>> START

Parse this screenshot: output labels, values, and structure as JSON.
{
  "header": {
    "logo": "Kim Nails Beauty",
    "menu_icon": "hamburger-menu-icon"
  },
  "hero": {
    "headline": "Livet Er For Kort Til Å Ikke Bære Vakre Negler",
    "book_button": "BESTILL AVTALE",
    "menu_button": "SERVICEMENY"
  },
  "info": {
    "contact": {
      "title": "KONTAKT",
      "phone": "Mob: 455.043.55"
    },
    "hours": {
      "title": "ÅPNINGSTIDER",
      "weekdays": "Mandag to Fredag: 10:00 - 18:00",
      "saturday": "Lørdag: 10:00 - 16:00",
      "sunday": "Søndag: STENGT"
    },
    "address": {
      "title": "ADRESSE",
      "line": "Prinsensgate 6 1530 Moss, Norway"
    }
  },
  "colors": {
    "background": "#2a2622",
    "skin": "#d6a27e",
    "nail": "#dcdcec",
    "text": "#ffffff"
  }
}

>> END
>> START

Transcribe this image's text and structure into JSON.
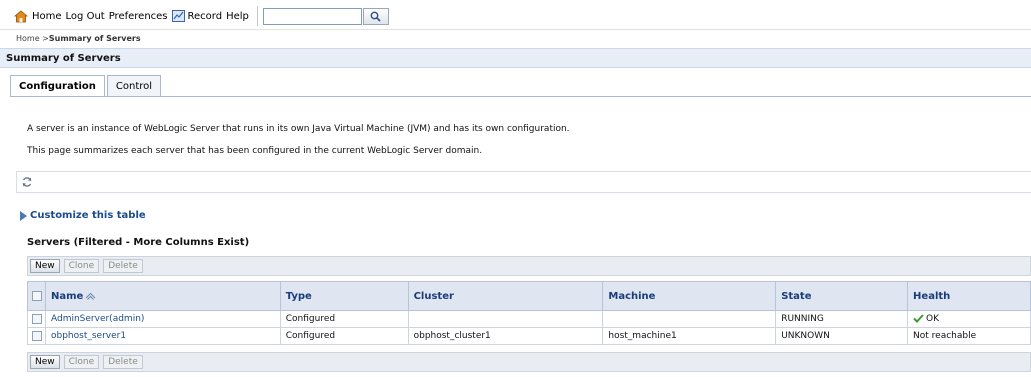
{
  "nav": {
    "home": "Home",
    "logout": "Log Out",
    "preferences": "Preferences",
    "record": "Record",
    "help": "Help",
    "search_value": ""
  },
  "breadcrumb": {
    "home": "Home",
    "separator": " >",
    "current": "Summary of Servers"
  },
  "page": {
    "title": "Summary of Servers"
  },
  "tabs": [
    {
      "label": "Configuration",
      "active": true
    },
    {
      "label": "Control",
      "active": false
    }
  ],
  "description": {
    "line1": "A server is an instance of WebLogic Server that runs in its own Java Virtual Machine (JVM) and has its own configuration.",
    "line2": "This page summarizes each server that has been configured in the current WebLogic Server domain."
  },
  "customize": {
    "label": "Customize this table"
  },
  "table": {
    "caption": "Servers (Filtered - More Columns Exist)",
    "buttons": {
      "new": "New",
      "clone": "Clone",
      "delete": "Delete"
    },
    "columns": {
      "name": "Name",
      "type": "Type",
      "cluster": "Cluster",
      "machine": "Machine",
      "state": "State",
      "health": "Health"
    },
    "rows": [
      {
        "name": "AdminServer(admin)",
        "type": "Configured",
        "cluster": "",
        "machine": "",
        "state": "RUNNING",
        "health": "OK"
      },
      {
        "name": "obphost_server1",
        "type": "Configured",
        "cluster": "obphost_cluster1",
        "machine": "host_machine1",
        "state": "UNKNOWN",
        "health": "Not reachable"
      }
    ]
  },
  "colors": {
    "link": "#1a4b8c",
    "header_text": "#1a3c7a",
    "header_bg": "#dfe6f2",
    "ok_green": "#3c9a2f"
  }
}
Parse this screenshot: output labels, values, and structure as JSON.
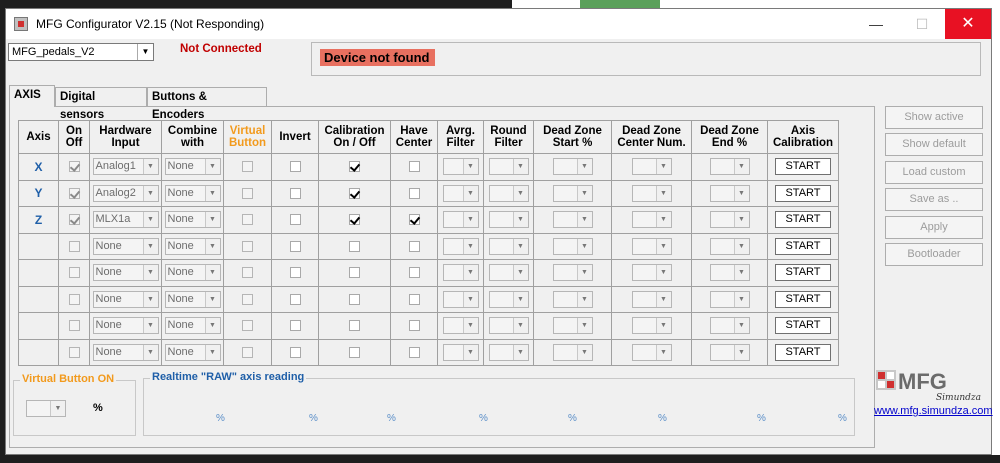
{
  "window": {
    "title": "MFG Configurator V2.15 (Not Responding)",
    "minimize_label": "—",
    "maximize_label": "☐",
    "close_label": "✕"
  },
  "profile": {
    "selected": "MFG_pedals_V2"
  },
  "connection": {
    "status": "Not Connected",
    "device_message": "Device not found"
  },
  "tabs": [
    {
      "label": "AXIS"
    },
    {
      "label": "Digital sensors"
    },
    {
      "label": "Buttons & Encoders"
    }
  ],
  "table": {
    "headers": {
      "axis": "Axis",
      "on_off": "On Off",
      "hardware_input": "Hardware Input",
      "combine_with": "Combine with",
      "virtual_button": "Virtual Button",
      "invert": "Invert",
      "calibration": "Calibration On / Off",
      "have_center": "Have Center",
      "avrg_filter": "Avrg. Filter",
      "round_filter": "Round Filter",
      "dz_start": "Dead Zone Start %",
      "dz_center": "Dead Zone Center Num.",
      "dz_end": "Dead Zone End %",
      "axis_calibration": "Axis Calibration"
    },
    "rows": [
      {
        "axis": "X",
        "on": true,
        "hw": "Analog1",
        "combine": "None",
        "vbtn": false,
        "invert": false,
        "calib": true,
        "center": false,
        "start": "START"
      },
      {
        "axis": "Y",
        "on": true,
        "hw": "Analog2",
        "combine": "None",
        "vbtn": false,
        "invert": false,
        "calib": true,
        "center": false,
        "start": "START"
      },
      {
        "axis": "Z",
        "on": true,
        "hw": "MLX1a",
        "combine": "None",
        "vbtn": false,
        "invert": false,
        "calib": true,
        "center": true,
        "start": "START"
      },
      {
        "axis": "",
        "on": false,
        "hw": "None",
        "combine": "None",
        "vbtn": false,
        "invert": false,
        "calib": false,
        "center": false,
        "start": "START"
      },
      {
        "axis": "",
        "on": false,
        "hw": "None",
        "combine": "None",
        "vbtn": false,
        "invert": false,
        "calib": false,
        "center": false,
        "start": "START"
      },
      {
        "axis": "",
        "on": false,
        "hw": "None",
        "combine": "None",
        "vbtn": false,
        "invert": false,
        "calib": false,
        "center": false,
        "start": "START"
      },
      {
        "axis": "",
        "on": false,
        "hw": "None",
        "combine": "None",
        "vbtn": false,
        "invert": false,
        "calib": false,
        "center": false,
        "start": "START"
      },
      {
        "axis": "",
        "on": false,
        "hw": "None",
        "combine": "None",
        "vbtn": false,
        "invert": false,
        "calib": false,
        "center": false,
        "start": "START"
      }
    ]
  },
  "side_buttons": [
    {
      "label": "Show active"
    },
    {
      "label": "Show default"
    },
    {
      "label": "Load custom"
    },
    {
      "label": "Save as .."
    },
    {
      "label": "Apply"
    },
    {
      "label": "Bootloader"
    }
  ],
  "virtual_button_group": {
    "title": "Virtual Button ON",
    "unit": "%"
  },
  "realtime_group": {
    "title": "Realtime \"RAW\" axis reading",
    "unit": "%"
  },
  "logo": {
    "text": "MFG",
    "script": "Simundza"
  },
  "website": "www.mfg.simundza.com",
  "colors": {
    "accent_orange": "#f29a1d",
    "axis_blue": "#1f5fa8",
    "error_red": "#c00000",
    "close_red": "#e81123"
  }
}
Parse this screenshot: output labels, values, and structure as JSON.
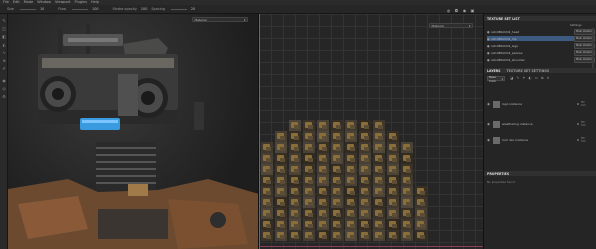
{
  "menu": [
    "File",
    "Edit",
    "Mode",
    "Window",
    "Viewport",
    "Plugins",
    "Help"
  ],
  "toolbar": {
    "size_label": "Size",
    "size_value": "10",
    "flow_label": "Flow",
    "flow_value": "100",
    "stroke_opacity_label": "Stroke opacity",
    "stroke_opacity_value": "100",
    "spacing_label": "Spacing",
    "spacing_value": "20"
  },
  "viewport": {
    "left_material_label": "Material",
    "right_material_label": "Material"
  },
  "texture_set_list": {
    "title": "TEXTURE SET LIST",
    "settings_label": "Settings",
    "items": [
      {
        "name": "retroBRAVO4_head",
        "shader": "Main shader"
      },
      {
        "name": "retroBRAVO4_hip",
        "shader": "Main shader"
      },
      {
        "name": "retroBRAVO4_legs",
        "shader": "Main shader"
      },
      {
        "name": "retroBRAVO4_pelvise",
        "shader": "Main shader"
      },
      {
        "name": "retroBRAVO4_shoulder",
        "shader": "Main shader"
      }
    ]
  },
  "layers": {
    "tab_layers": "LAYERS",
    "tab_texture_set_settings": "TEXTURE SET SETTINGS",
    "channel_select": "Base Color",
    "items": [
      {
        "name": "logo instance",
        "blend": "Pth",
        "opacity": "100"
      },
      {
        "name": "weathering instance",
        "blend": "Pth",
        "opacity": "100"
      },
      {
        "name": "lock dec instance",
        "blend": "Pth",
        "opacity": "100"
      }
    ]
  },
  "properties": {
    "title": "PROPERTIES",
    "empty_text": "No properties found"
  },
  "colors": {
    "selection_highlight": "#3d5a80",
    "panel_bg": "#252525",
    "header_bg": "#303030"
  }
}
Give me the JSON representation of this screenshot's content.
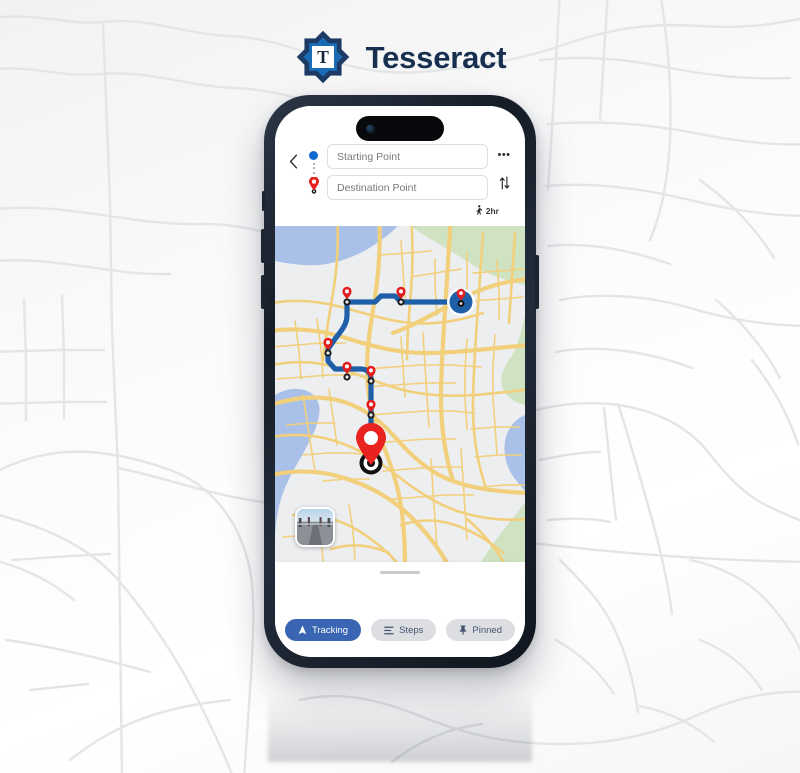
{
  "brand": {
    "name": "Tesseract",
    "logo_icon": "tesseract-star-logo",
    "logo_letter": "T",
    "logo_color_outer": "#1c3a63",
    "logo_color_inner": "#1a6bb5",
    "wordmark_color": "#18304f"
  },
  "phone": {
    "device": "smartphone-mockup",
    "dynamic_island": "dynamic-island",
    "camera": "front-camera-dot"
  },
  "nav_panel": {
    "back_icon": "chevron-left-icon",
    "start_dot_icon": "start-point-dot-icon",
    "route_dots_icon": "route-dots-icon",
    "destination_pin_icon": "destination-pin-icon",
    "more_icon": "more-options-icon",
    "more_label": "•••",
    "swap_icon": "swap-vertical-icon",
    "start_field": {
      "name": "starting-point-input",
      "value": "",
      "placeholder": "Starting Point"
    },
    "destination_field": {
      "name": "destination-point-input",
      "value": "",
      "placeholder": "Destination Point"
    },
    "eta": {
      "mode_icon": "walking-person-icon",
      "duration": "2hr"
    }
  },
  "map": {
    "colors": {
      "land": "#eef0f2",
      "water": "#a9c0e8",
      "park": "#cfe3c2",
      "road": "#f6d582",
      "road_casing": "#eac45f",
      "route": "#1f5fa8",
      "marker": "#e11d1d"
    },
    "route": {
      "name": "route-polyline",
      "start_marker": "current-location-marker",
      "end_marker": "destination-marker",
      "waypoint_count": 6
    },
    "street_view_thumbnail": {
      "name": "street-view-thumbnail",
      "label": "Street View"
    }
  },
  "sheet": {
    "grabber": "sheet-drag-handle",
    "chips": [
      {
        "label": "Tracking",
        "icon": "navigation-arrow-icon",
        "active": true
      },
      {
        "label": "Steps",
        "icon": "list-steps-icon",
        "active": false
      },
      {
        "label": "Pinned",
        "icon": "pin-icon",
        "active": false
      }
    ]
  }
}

>> END

# Aim
Where a line of the material above holds the string "Servers", copy that line.

# Completed exercise
    "current": "Summary of Servers"
    "title": "Summary of Servers"
    "caption": "Servers (Filtered - More Columns Exist)",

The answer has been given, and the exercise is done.